→ **Task statement**: List every line in this data where the string "series" occurs.

→ **Exercise data**:
<<<<

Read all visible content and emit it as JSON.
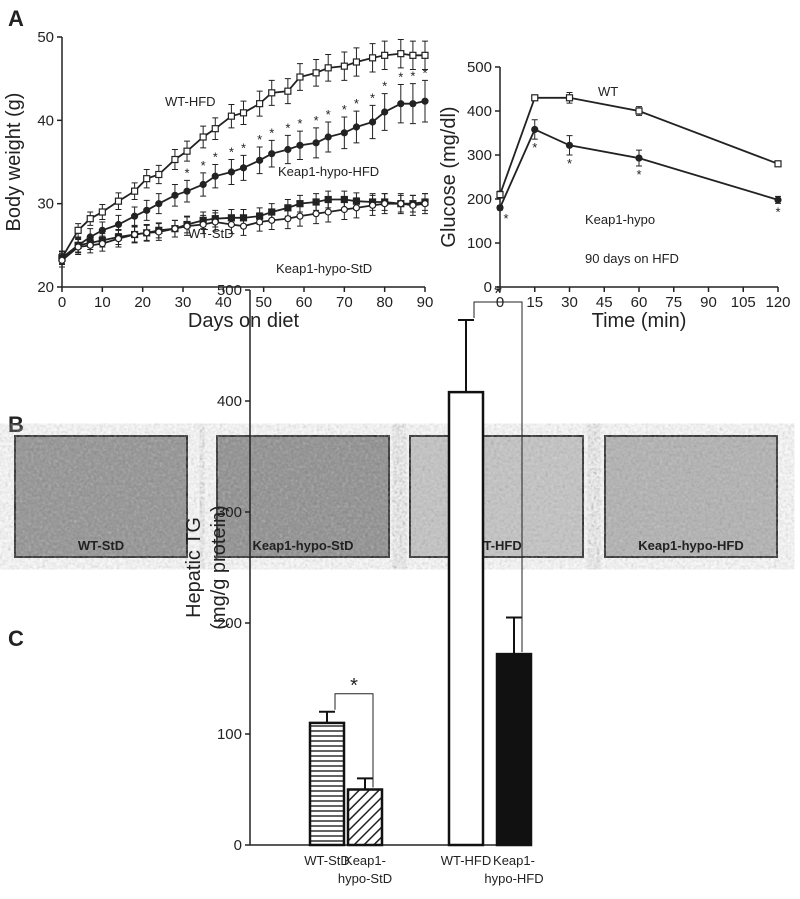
{
  "panels": [
    "A",
    "B",
    "C"
  ],
  "micrographs": [
    "WT-StD",
    "Keap1-hypo-StD",
    "WT-HFD",
    "Keap1-hypo-HFD"
  ],
  "chart_data": [
    {
      "type": "line",
      "x_label": "Days on diet",
      "y_label": "Body weight (g)",
      "x": [
        0,
        4,
        7,
        10,
        14,
        18,
        21,
        24,
        28,
        31,
        35,
        38,
        42,
        45,
        49,
        52,
        56,
        59,
        63,
        66,
        70,
        73,
        77,
        80,
        84,
        87,
        90
      ],
      "series": [
        {
          "name": "WT-HFD",
          "color": "#222222",
          "marker": "open-square",
          "values": [
            23.5,
            26.8,
            28.2,
            29,
            30.3,
            31.5,
            33,
            33.5,
            35.3,
            36.3,
            38,
            39,
            40.5,
            40.9,
            42,
            43.3,
            43.5,
            45.2,
            45.7,
            46.3,
            46.5,
            47,
            47.5,
            47.8,
            48,
            47.8,
            47.8
          ],
          "errors": [
            0.8,
            0.8,
            0.8,
            0.9,
            1,
            1,
            1.1,
            1.1,
            1.2,
            1.2,
            1.3,
            1.3,
            1.4,
            1.4,
            1.5,
            1.5,
            1.5,
            1.6,
            1.6,
            1.6,
            1.7,
            1.7,
            1.7,
            1.7,
            1.7,
            1.7,
            1.7
          ]
        },
        {
          "name": "Keap1-hypo-HFD",
          "color": "#222222",
          "marker": "filled-circle",
          "values": [
            23.5,
            25,
            26,
            26.8,
            27.5,
            28.5,
            29.2,
            30,
            31,
            31.5,
            32.3,
            33.3,
            33.8,
            34.3,
            35.2,
            36,
            36.5,
            37,
            37.3,
            38,
            38.5,
            39.2,
            39.8,
            41,
            42,
            42,
            42.3
          ],
          "errors": [
            0.8,
            0.9,
            1,
            1,
            1.1,
            1.1,
            1.2,
            1.2,
            1.3,
            1.3,
            1.4,
            1.4,
            1.5,
            1.5,
            1.6,
            1.6,
            1.7,
            1.7,
            1.8,
            1.8,
            1.9,
            1.9,
            2,
            2.2,
            2.3,
            2.4,
            2.5
          ]
        },
        {
          "name": "WT-StD",
          "color": "#222222",
          "marker": "filled-square",
          "values": [
            23.5,
            25,
            25.3,
            25.6,
            26,
            26.3,
            26.5,
            26.8,
            27,
            27.5,
            28,
            28.2,
            28.3,
            28.3,
            28.5,
            29,
            29.5,
            30,
            30.2,
            30.5,
            30.5,
            30.3,
            30.2,
            30.2,
            30,
            30,
            30.2
          ],
          "errors": [
            0.7,
            0.8,
            0.8,
            0.8,
            0.9,
            0.9,
            0.9,
            0.9,
            1,
            1,
            1,
            1,
            1,
            1,
            1,
            1,
            1,
            1,
            1,
            1,
            1,
            1,
            1,
            1,
            1,
            1,
            1
          ]
        },
        {
          "name": "Keap1-hypo-StD",
          "color": "#222222",
          "marker": "open-circle",
          "values": [
            23.2,
            24.8,
            25,
            25.2,
            25.8,
            26.3,
            26.5,
            26.6,
            27,
            27.3,
            27.5,
            27.8,
            27.5,
            27.3,
            27.8,
            28,
            28.2,
            28.5,
            28.8,
            29,
            29.3,
            29.5,
            29.8,
            30,
            30,
            29.8,
            30
          ],
          "errors": [
            0.8,
            0.9,
            0.9,
            0.9,
            1,
            1,
            1,
            1,
            1,
            1.1,
            1.1,
            1.1,
            1.1,
            1.1,
            1.1,
            1.1,
            1.2,
            1.2,
            1.2,
            1.2,
            1.2,
            1.2,
            1.2,
            1.2,
            1.2,
            1.2,
            1.2
          ]
        }
      ],
      "significance": {
        "label": "*",
        "series": "Keap1-hypo-HFD",
        "position": "above",
        "x": [
          31,
          35,
          38,
          42,
          45,
          49,
          52,
          56,
          59,
          63,
          66,
          70,
          73,
          77,
          80,
          84,
          87,
          90
        ]
      },
      "xlim": [
        0,
        90
      ],
      "xticks": [
        0,
        10,
        20,
        30,
        40,
        50,
        60,
        70,
        80,
        90
      ],
      "ylim": [
        20,
        50
      ],
      "yticks": [
        20,
        30,
        40,
        50
      ]
    },
    {
      "type": "line",
      "x_label": "Time (min)",
      "y_label": "Glucose (mg/dl)",
      "annotation": "90 days on HFD",
      "x": [
        0,
        15,
        30,
        60,
        120
      ],
      "series": [
        {
          "name": "WT",
          "color": "#222222",
          "marker": "open-square",
          "values": [
            210,
            430,
            430,
            400,
            280
          ],
          "errors": [
            8,
            5,
            12,
            10,
            3
          ]
        },
        {
          "name": "Keap1-hypo",
          "color": "#222222",
          "marker": "filled-circle",
          "values": [
            180,
            358,
            322,
            293,
            198
          ],
          "errors": [
            5,
            22,
            22,
            18,
            8
          ]
        }
      ],
      "significance": {
        "label": "*",
        "series": "Keap1-hypo",
        "position": "below",
        "x": [
          0,
          15,
          30,
          60,
          120
        ]
      },
      "xlim": [
        0,
        120
      ],
      "xticks": [
        0,
        15,
        30,
        45,
        60,
        75,
        90,
        105,
        120
      ],
      "ylim": [
        0,
        500
      ],
      "yticks": [
        0,
        100,
        200,
        300,
        400,
        500
      ]
    },
    {
      "type": "bar",
      "y_label": [
        "Hepatic TG",
        "(mg/g protein)"
      ],
      "categories": [
        [
          "WT-StD"
        ],
        [
          "Keap1-",
          "hypo-StD"
        ],
        [
          "WT-HFD"
        ],
        [
          "Keap1-",
          "hypo-HFD"
        ]
      ],
      "values": [
        110,
        50,
        408,
        172
      ],
      "errors": [
        10,
        10,
        65,
        33
      ],
      "fills": [
        "horizontal-lines",
        "diagonal-lines",
        "none",
        "solid"
      ],
      "color": "#111111",
      "comparisons": [
        {
          "pair": [
            0,
            1
          ],
          "label": "*"
        },
        {
          "pair": [
            2,
            3
          ],
          "label": "*"
        }
      ],
      "ylim": [
        0,
        500
      ],
      "yticks": [
        0,
        100,
        200,
        300,
        400,
        500
      ]
    }
  ]
}
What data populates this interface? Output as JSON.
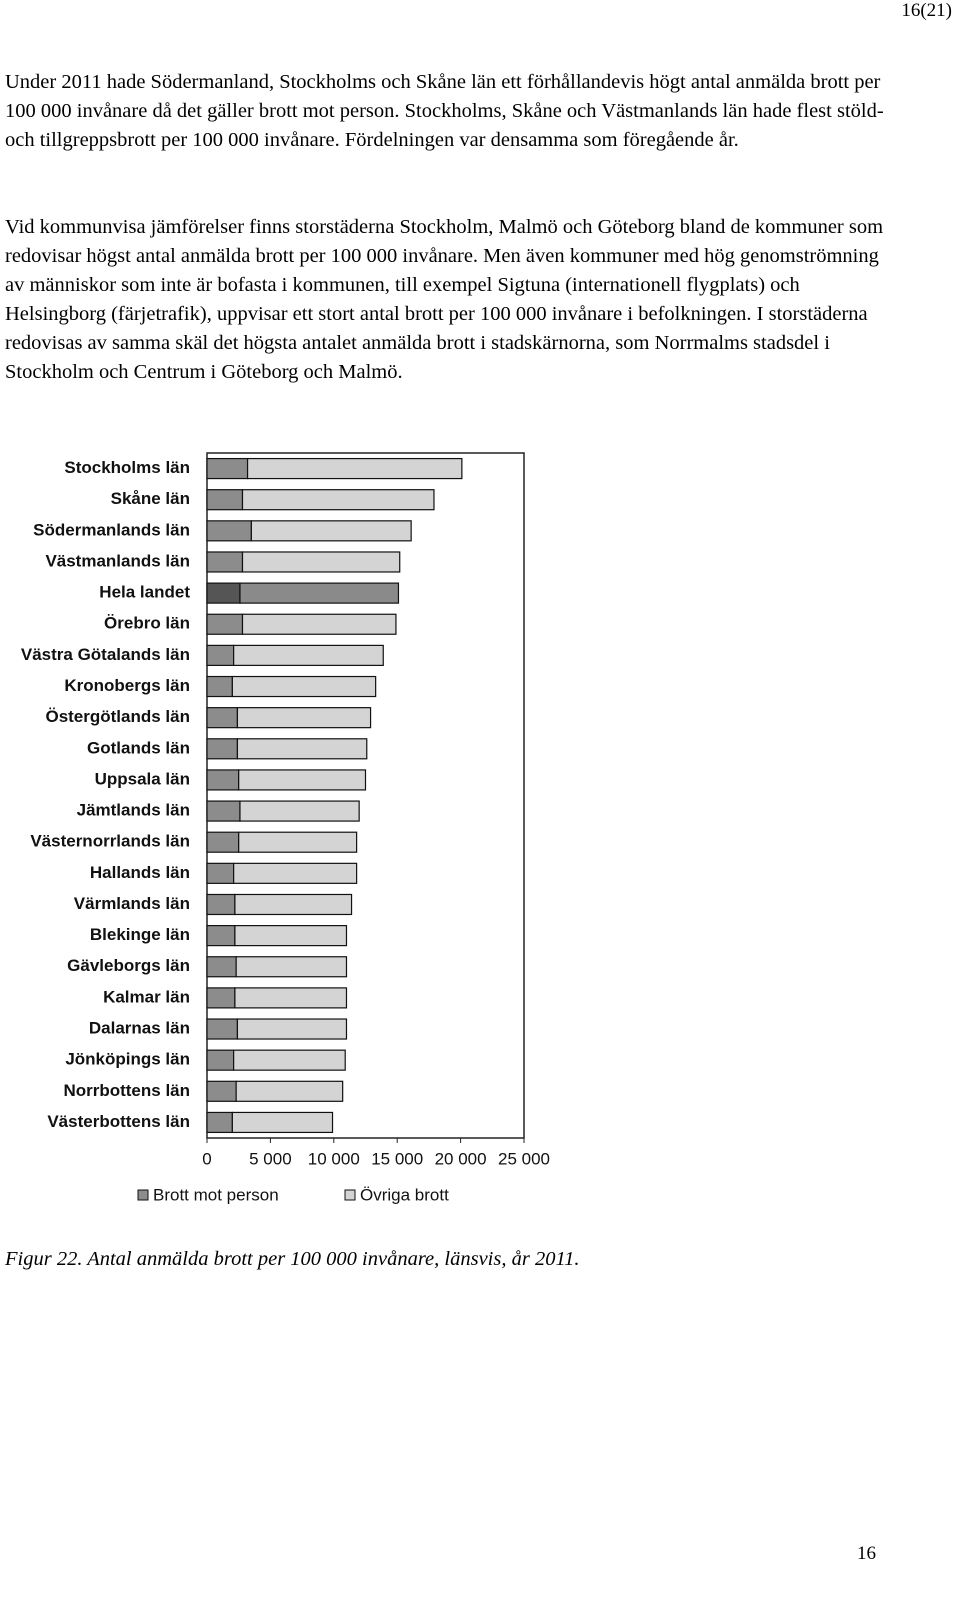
{
  "header": {
    "page_label": "16(21)"
  },
  "paragraphs": [
    "Under 2011 hade Södermanland, Stockholms och Skåne län ett förhållandevis högt antal anmälda brott per 100 000 invånare då det gäller brott mot person. Stockholms, Skåne och Västmanlands län hade flest stöld- och tillgreppsbrott per 100 000 invånare. Fördelningen var densamma som föregående år.",
    "Vid kommunvisa jämförelser finns storstäderna Stockholm, Malmö och Göteborg bland de kommuner som redovisar högst antal anmälda brott per 100 000 invånare. Men även kommuner med hög genomströmning av människor som inte är bofasta i kommunen, till exempel Sigtuna (internationell flygplats) och Helsingborg (färjetrafik), uppvisar ett stort antal brott per 100 000 invånare i befolkningen. I storstäderna redovisas av samma skäl det högsta antalet anmälda brott i stadskärnorna, som Norrmalms stadsdel i Stockholm och Centrum i Göteborg och Malmö."
  ],
  "chart_data": {
    "type": "stacked-barh",
    "categories": [
      "Stockholms län",
      "Skåne län",
      "Södermanlands län",
      "Västmanlands län",
      "Hela landet",
      "Örebro län",
      "Västra Götalands län",
      "Kronobergs län",
      "Östergötlands län",
      "Gotlands län",
      "Uppsala län",
      "Jämtlands län",
      "Västernorrlands län",
      "Hallands län",
      "Värmlands län",
      "Blekinge län",
      "Gävleborgs län",
      "Kalmar län",
      "Dalarnas län",
      "Jönköpings län",
      "Norrbottens län",
      "Västerbottens län"
    ],
    "series": [
      {
        "name": "Brott mot person",
        "color": "#8c8c8c",
        "highlight_color": "#555555",
        "values": [
          3200,
          2800,
          3500,
          2800,
          2600,
          2800,
          2100,
          2000,
          2400,
          2400,
          2500,
          2600,
          2500,
          2100,
          2200,
          2200,
          2300,
          2200,
          2400,
          2100,
          2300,
          2000
        ]
      },
      {
        "name": "Övriga brott",
        "color": "#d4d4d4",
        "highlight_color": "#8a8a8a",
        "values": [
          16900,
          15100,
          12600,
          12400,
          12500,
          12100,
          11800,
          11300,
          10500,
          10200,
          10000,
          9400,
          9300,
          9700,
          9200,
          8800,
          8700,
          8800,
          8600,
          8800,
          8400,
          7900
        ]
      }
    ],
    "highlight": "Hela landet",
    "xlim": [
      0,
      25000
    ],
    "xticks": [
      0,
      {
        "value": 5000,
        "label": "5 000"
      },
      {
        "value": 10000,
        "label": "10 000"
      },
      {
        "value": 15000,
        "label": "15 000"
      },
      {
        "value": 20000,
        "label": "20 000"
      },
      {
        "value": 25000,
        "label": "25 000"
      }
    ],
    "legend": "bottom"
  },
  "caption": "Figur 22. Antal anmälda brott per 100 000 invånare, länsvis, år 2011.",
  "footer": {
    "page_number": "16"
  }
}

>>>>

→ **Reply to the task**:
      "series": [
        "series": "Keap1-hypo-HFD",
      "series": [
        "series": "Keap1-hypo",
    "series": [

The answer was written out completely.